## PROVIDED DATA
"""

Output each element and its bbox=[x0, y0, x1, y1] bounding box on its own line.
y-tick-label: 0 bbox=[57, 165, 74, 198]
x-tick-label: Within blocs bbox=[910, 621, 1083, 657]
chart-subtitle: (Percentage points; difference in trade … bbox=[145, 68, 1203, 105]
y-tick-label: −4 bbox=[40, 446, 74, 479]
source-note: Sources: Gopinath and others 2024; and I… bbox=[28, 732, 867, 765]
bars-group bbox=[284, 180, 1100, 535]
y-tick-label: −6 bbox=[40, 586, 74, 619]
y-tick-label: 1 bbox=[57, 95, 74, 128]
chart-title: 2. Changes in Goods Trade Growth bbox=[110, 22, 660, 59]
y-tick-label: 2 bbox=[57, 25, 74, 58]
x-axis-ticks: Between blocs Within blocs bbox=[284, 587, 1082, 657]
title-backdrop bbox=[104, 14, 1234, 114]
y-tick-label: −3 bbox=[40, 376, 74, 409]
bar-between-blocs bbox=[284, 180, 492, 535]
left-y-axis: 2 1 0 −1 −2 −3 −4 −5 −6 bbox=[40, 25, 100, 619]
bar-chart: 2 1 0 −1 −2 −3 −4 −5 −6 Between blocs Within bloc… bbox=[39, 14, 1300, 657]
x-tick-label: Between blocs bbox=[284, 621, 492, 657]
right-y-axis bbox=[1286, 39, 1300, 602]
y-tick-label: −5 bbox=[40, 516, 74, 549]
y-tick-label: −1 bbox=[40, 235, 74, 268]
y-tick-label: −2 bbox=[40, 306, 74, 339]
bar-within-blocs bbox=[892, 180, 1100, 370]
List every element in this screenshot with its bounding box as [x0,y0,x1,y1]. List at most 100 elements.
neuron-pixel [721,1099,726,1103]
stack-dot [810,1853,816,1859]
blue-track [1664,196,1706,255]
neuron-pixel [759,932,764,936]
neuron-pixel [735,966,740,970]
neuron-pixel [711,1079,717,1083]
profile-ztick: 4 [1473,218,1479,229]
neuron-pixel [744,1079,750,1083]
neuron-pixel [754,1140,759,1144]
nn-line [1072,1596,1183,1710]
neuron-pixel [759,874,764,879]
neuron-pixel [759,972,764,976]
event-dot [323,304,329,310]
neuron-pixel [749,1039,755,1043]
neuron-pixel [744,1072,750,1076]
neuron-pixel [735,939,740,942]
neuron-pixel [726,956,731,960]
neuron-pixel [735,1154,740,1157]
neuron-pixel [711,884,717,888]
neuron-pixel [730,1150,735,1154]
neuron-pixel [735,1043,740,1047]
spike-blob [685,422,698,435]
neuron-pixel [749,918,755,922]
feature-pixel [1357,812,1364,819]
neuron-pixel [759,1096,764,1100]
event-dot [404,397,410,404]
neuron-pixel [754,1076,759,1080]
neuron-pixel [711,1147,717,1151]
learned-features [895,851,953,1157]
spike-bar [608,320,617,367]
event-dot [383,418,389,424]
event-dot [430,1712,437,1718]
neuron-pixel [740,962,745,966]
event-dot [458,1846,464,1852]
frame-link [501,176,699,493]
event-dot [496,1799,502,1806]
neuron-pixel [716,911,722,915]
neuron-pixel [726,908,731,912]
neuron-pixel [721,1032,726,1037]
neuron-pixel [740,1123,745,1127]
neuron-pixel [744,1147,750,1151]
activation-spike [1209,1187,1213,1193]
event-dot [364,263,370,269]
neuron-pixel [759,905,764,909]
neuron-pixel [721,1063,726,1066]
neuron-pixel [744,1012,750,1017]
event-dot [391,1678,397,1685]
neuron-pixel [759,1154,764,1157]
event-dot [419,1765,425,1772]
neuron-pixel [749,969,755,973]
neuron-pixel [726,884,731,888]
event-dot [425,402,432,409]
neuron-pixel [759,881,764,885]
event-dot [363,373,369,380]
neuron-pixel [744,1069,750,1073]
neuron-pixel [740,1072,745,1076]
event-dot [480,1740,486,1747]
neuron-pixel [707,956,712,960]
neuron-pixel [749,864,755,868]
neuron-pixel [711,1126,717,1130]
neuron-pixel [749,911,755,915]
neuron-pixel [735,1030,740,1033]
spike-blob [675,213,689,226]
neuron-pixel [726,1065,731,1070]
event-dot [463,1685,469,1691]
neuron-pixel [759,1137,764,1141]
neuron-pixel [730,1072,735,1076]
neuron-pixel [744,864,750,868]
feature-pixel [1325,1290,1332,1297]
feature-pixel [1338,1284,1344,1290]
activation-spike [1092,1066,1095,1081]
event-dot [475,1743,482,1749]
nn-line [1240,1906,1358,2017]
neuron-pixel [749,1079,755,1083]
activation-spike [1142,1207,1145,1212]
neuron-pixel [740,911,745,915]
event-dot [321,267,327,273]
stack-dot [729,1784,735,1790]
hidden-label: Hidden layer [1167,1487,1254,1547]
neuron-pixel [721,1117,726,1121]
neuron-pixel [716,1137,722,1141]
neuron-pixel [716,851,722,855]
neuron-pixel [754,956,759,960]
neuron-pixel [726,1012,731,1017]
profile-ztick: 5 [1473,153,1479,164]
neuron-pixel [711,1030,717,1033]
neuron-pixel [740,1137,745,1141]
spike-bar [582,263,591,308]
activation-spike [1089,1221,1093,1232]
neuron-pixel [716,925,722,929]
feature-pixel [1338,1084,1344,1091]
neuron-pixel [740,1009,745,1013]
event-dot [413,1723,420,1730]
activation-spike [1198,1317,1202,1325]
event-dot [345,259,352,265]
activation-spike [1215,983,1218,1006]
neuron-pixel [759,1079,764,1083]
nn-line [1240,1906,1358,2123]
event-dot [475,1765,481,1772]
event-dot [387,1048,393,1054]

"""

## PROBLEM
Find each line in the data above that contains the string "chart", and copy those lines out in full.

## WRITTEN ANSWER
chart-subtitle: (Percentage points; difference in trade … bbox=[145, 68, 1203, 105]
chart-title: 2. Changes in Goods Trade Growth bbox=[110, 22, 660, 59]
bar-chart: 2 1 0 −1 −2 −3 −4 −5 −6 Between blocs Within bloc… bbox=[39, 14, 1300, 657]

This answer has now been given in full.